▶ **To be done**: Identify all lines below that hold "value" and collect them.

Entries from a dataset

>>>

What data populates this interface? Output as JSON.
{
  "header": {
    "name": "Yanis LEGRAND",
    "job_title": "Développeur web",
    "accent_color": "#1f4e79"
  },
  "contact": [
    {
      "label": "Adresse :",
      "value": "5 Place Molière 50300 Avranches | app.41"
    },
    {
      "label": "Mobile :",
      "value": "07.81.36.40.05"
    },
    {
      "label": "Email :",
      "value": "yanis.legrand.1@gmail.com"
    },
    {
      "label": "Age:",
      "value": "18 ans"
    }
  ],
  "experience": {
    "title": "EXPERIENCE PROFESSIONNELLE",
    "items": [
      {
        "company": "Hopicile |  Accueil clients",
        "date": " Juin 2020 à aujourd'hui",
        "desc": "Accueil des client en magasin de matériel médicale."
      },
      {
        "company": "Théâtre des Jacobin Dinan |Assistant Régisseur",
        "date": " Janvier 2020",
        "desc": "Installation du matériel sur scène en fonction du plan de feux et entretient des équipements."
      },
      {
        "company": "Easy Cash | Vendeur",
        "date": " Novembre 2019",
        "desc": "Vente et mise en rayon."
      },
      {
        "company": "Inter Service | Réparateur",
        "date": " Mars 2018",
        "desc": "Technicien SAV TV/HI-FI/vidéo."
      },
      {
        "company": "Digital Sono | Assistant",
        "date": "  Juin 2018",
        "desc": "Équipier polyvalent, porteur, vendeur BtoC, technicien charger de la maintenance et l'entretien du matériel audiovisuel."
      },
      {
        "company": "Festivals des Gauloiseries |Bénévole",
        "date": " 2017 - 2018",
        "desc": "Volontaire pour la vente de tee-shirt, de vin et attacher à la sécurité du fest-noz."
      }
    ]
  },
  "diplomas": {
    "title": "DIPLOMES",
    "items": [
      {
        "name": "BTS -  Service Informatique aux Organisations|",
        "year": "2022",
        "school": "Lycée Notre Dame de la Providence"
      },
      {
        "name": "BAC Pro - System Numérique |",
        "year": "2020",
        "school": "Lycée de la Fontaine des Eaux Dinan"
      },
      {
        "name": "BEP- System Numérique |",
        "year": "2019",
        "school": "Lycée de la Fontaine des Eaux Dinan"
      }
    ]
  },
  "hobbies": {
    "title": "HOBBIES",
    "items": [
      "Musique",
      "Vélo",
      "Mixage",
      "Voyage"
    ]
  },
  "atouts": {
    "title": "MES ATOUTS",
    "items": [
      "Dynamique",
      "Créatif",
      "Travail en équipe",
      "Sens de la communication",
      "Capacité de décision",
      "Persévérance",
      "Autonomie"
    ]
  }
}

<<<

▶ **Task output**:
      "value": "5 Place Molière 50300 Avranches | app.41"
      "value": "07.81.36.40.05"
      "value": "yanis.legrand.1@gmail.com"
      "value": "18 ans"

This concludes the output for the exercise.